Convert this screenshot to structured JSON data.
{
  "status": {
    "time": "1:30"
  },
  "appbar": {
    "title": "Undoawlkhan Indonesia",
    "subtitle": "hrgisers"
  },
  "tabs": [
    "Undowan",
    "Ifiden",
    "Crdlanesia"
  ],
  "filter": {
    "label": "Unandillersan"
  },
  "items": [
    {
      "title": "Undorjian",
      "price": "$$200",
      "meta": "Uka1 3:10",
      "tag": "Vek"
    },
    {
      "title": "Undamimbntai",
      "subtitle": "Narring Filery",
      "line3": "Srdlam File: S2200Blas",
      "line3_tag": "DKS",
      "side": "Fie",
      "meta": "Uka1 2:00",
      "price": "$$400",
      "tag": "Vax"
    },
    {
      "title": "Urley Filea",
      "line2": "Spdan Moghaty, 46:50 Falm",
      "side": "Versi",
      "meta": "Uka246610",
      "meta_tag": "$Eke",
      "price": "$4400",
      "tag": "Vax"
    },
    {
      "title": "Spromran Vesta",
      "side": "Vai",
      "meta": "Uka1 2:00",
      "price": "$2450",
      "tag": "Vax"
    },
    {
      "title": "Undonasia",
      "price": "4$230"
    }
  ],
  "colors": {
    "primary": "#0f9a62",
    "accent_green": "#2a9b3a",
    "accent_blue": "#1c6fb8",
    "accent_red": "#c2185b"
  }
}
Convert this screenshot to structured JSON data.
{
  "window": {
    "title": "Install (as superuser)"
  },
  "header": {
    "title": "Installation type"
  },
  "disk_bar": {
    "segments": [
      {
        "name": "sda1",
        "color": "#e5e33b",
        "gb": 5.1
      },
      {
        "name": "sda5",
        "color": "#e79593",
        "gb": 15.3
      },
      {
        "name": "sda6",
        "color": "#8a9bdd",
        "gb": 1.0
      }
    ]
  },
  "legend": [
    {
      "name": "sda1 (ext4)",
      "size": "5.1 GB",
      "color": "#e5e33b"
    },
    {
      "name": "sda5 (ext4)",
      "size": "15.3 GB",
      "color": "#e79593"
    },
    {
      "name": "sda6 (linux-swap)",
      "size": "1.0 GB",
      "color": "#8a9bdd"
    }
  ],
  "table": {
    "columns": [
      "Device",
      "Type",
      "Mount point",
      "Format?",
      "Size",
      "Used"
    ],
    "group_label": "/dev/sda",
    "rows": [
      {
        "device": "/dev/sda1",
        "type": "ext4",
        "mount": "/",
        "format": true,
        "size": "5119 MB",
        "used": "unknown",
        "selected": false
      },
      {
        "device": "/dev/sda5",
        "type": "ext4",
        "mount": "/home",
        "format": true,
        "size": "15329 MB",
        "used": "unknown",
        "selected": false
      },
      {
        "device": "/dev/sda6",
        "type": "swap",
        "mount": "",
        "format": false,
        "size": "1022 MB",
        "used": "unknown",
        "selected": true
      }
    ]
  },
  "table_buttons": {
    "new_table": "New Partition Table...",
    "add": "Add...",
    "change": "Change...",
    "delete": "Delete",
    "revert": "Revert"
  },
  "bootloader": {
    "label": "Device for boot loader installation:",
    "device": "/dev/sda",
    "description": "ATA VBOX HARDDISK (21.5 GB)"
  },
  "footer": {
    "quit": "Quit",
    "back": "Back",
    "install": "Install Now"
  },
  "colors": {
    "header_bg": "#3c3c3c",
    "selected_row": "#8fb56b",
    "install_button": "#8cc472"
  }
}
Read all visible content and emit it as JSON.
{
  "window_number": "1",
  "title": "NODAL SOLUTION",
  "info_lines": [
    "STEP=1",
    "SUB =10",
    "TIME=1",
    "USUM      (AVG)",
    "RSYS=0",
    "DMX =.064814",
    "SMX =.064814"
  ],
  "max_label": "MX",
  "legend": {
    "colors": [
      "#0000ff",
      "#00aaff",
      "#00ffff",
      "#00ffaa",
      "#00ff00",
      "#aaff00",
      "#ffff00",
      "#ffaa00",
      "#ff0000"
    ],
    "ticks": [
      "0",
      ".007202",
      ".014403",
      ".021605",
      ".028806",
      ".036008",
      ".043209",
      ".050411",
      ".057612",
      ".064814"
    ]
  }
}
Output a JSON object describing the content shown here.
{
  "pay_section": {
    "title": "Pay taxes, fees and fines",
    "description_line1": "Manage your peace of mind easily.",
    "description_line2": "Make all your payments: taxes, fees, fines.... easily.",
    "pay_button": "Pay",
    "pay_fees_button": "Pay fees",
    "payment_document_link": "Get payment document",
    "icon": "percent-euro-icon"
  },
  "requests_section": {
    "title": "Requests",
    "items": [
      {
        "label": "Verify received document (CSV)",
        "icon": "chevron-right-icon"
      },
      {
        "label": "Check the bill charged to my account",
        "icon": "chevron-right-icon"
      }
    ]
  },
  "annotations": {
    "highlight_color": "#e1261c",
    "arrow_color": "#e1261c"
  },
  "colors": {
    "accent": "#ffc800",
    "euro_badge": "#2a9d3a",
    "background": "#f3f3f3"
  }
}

---+---

## Description of the task
Take every line from the data that contains the word "easily".

## Finished task
    "description_line1": "Manage your peace of mind easily.",
    "description_line2": "Make all your payments: taxes, fees, fines.... easily.",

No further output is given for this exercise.